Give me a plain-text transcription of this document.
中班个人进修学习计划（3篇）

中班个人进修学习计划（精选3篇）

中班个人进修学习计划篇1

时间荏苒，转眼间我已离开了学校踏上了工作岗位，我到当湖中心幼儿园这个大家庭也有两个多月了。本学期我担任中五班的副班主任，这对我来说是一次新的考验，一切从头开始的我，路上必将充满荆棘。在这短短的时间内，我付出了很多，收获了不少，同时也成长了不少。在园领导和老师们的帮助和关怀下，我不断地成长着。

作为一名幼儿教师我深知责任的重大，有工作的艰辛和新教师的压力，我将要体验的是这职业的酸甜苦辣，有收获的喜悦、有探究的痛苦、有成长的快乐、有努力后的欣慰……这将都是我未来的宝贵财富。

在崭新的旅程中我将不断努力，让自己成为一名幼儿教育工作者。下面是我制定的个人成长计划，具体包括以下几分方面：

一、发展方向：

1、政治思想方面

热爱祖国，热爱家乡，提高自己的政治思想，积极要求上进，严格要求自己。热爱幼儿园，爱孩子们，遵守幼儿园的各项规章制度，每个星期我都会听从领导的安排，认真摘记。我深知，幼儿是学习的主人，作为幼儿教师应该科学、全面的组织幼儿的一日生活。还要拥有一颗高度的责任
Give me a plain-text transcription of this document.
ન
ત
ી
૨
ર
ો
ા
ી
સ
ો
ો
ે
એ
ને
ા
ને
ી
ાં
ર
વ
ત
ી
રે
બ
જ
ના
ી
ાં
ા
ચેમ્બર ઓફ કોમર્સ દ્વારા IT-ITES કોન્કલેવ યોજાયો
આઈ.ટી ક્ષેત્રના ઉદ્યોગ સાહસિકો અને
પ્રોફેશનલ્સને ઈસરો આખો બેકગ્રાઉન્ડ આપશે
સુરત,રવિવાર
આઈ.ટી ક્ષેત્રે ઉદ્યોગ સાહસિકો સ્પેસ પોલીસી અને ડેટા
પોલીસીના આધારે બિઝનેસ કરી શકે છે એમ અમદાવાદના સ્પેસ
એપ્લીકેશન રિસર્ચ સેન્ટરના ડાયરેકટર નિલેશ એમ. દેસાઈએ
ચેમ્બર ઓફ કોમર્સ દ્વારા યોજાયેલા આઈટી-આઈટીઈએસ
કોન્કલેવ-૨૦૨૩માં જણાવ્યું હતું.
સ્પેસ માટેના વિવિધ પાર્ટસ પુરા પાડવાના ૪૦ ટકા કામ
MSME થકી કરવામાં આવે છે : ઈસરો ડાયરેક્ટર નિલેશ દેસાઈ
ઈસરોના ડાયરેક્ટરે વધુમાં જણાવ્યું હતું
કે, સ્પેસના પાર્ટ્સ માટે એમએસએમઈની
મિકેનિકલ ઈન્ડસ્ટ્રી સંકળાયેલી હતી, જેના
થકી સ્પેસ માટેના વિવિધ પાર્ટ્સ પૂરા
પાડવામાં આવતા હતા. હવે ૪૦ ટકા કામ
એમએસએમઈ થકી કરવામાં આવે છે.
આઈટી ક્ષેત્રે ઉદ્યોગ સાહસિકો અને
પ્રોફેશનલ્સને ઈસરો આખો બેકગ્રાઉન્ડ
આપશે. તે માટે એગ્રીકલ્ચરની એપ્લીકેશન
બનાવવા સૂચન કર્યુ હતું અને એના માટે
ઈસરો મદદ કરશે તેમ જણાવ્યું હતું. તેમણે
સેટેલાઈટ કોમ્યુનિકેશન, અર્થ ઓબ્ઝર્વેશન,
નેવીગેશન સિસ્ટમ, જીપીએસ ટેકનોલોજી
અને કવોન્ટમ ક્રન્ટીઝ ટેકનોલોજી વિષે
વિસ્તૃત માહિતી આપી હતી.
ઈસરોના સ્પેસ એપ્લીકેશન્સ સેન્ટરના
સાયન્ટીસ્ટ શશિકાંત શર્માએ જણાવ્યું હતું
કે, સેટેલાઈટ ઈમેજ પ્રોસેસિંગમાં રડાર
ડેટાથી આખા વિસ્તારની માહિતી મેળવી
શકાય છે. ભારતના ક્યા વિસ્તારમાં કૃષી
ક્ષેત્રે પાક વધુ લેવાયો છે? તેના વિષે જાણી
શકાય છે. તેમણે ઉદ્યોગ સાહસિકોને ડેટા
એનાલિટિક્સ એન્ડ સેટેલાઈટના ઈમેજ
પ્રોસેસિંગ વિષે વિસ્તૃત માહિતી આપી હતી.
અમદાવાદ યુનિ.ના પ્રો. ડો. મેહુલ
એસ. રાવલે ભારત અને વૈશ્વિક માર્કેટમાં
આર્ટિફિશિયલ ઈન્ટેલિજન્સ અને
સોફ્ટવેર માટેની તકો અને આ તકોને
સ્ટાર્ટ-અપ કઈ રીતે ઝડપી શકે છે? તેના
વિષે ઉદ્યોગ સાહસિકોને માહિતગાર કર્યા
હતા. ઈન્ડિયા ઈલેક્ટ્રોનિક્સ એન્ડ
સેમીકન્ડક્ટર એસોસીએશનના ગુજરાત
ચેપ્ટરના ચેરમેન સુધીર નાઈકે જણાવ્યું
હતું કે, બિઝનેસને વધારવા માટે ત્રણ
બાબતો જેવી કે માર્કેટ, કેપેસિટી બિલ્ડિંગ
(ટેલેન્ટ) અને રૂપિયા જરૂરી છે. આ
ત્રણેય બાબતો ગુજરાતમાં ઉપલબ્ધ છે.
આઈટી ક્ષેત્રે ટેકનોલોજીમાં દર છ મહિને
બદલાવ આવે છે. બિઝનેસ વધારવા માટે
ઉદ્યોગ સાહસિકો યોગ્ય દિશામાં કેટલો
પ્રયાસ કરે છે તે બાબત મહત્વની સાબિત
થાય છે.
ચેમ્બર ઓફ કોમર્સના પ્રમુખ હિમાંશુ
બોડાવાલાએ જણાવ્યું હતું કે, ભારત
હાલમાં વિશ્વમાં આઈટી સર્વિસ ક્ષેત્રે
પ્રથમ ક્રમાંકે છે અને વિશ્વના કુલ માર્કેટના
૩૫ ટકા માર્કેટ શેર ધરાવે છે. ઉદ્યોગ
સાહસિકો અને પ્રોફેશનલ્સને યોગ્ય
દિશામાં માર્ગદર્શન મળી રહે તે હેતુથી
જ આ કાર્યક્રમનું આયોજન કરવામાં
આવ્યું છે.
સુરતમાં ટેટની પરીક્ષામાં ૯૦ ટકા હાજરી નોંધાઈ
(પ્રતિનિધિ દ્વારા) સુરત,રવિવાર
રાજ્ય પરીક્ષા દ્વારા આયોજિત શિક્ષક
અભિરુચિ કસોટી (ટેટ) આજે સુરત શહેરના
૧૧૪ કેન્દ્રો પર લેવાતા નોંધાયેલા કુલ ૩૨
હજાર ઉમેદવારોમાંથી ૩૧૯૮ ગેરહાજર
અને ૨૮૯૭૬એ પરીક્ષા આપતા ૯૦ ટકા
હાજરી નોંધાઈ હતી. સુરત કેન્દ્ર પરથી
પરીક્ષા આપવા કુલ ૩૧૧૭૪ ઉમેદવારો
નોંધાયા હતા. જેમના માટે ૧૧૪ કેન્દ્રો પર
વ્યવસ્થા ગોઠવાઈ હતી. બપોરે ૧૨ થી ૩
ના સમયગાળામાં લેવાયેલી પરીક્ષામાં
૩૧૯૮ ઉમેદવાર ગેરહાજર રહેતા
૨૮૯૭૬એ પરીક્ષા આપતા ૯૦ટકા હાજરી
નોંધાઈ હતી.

- **WORK TO DO**:
Copy all the lines, exactly.

- **WRITTEN ANSWER**:
Give me a plain-text transcription of this document.
中班个人进修学习计划（3篇）

中班个人进修学习计划（精选3篇）

中班个人进修学习计划篇1

时间荏苒，转眼间我已离开了学校踏上了工作岗位，我到当湖中心幼儿园这个大家庭也有两个多月了。本学期我担任中五班的副班主任，这对我来说是一次新的考验，一切从头开始的我，路上必将充满荆棘。在这短短的时间内，我付出了很多，收获了不少，同时也成长了不少。在园领导和老师们的帮助和关怀下，我不断地成长着。

作为一名幼儿教师我深知责任的重大，有工作的艰辛和新教师的压力，我将要体验的是这职业的酸甜苦辣，有收获的喜悦、有探究的痛苦、有成长的快乐、有努力后的欣慰……这将都是我未来的宝贵财富。

在崭新的旅程中我将不断努力，让自己成为一名幼儿教育工作者。下面是我制定的个人成长计划，具体包括以下几分方面：

一、发展方向：

1、政治思想方面

热爱祖国，热爱家乡，提高自己的政治思想，积极要求上进，严格要求自己。热爱幼儿园，爱孩子们，遵守幼儿园的各项规章制度，每个星期我都会听从领导的安排，认真摘记。我深知，幼儿是学习的主人，作为幼儿教师应该科学、全面的组织幼儿的一日生活。还要拥有一颗高度的责任
Give me a plain-text transcription of this document.
ન
ત
ી
૨
ર
ો
ા
ી
સ
ો
ો
ે
એ
ને
ા
ને
ી
ાં
ર
વ
ત
ી
રે
બ
જ
ના
ી
ાં
ા
ચેમ્બર ઓફ કોમર્સ દ્વારા IT-ITES કોન્કલેવ યોજાયો
આઈ.ટી ક્ષેત્રના ઉદ્યોગ સાહસિકો અને
પ્રોફેશનલ્સને ઈસરો આખો બેકગ્રાઉન્ડ આપશે
સુરત,રવિવાર
આઈ.ટી ક્ષેત્રે ઉદ્યોગ સાહસિકો સ્પેસ પોલીસી અને ડેટા
પોલીસીના આધારે બિઝનેસ કરી શકે છે એમ અમદાવાદના સ્પેસ
એપ્લીકેશન રિસર્ચ સેન્ટરના ડાયરેકટર નિલેશ એમ. દેસાઈએ
ચેમ્બર ઓફ કોમર્સ દ્વારા યોજાયેલા આઈટી-આઈટીઈએસ
કોન્કલેવ-૨૦૨૩માં જણાવ્યું હતું.
સ્પેસ માટેના વિવિધ પાર્ટસ પુરા પાડવાના ૪૦ ટકા કામ
MSME થકી કરવામાં આવે છે : ઈસરો ડાયરેક્ટર નિલેશ દેસાઈ
ઈસરોના ડાયરેક્ટરે વધુમાં જણાવ્યું હતું
કે, સ્પેસના પાર્ટ્સ માટે એમએસએમઈની
મિકેનિકલ ઈન્ડસ્ટ્રી સંકળાયેલી હતી, જેના
થકી સ્પેસ માટેના વિવિધ પાર્ટ્સ પૂરા
પાડવામાં આવતા હતા. હવે ૪૦ ટકા કામ
એમએસએમઈ થકી કરવામાં આવે છે.
આઈટી ક્ષેત્રે ઉદ્યોગ સાહસિકો અને
પ્રોફેશનલ્સને ઈસરો આખો બેકગ્રાઉન્ડ
આપશે. તે માટે એગ્રીકલ્ચરની એપ્લીકેશન
બનાવવા સૂચન કર્યુ હતું અને એના માટે
ઈસરો મદદ કરશે તેમ જણાવ્યું હતું. તેમણે
સેટેલાઈટ કોમ્યુનિકેશન, અર્થ ઓબ્ઝર્વેશન,
નેવીગેશન સિસ્ટમ, જીપીએસ ટેકનોલોજી
અને કવોન્ટમ ક્રન્ટીઝ ટેકનોલોજી વિષે
વિસ્તૃત માહિતી આપી હતી.
ઈસરોના સ્પેસ એપ્લીકેશન્સ સેન્ટરના
સાયન્ટીસ્ટ શશિકાંત શર્માએ જણાવ્યું હતું
કે, સેટેલાઈટ ઈમેજ પ્રોસેસિંગમાં રડાર
ડેટાથી આખા વિસ્તારની માહિતી મેળવી
શકાય છે. ભારતના ક્યા વિસ્તારમાં કૃષી
ક્ષેત્રે પાક વધુ લેવાયો છે? તેના વિષે જાણી
શકાય છે. તેમણે ઉદ્યોગ સાહસિકોને ડેટા
એનાલિટિક્સ એન્ડ સેટેલાઈટના ઈમેજ
પ્રોસેસિંગ વિષે વિસ્તૃત માહિતી આપી હતી.
અમદાવાદ યુનિ.ના પ્રો. ડો. મેહુલ
એસ. રાવલે ભારત અને વૈશ્વિક માર્કેટમાં
આર્ટિફિશિયલ ઈન્ટેલિજન્સ અને
સોફ્ટવેર માટેની તકો અને આ તકોને
સ્ટાર્ટ-અપ કઈ રીતે ઝડપી શકે છે? તેના
વિષે ઉદ્યોગ સાહસિકોને માહિતગાર કર્યા
હતા. ઈન્ડિયા ઈલેક્ટ્રોનિક્સ એન્ડ
સેમીકન્ડક્ટર એસોસીએશનના ગુજરાત
ચેપ્ટરના ચેરમેન સુધીર નાઈકે જણાવ્યું
હતું કે, બિઝનેસને વધારવા માટે ત્રણ
બાબતો જેવી કે માર્કેટ, કેપેસિટી બિલ્ડિંગ
(ટેલેન્ટ) અને રૂપિયા જરૂરી છે. આ
ત્રણેય બાબતો ગુજરાતમાં ઉપલબ્ધ છે.
આઈટી ક્ષેત્રે ટેકનોલોજીમાં દર છ મહિને
બદલાવ આવે છે. બિઝનેસ વધારવા માટે
ઉદ્યોગ સાહસિકો યોગ્ય દિશામાં કેટલો
પ્રયાસ કરે છે તે બાબત મહત્વની સાબિત
થાય છે.
ચેમ્બર ઓફ કોમર્સના પ્રમુખ હિમાંશુ
બોડાવાલાએ જણાવ્યું હતું કે, ભારત
હાલમાં વિશ્વમાં આઈટી સર્વિસ ક્ષેત્રે
પ્રથમ ક્રમાંકે છે અને વિશ્વના કુલ માર્કેટના
૩૫ ટકા માર્કેટ શેર ધરાવે છે. ઉદ્યોગ
સાહસિકો અને પ્રોફેશનલ્સને યોગ્ય
દિશામાં માર્ગદર્શન મળી રહે તે હેતુથી
જ આ કાર્યક્રમનું આયોજન કરવામાં
આવ્યું છે.
સુરતમાં ટેટની પરીક્ષામાં ૯૦ ટકા હાજરી નોંધાઈ
(પ્રતિનિધિ દ્વારા) સુરત,રવિવાર
રાજ્ય પરીક્ષા દ્વારા આયોજિત શિક્ષક
અભિરુચિ કસોટી (ટેટ) આજે સુરત શહેરના
૧૧૪ કેન્દ્રો પર લેવાતા નોંધાયેલા કુલ ૩૨
હજાર ઉમેદવારોમાંથી ૩૧૯૮ ગેરહાજર
અને ૨૮૯૭૬એ પરીક્ષા આપતા ૯૦ ટકા
હાજરી નોંધાઈ હતી. સુરત કેન્દ્ર પરથી
પરીક્ષા આપવા કુલ ૩૧૧૭૪ ઉમેદવારો
નોંધાયા હતા. જેમના માટે ૧૧૪ કેન્દ્રો પર
વ્યવસ્થા ગોઠવાઈ હતી. બપોરે ૧૨ થી ૩
ના સમયગાળામાં લેવાયેલી પરીક્ષામાં
૩૧૯૮ ઉમેદવાર ગેરહાજર રહેતા
૨૮૯૭૬એ પરીક્ષા આપતા ૯૦ટકા હાજરી
નોંધાઈ હતી.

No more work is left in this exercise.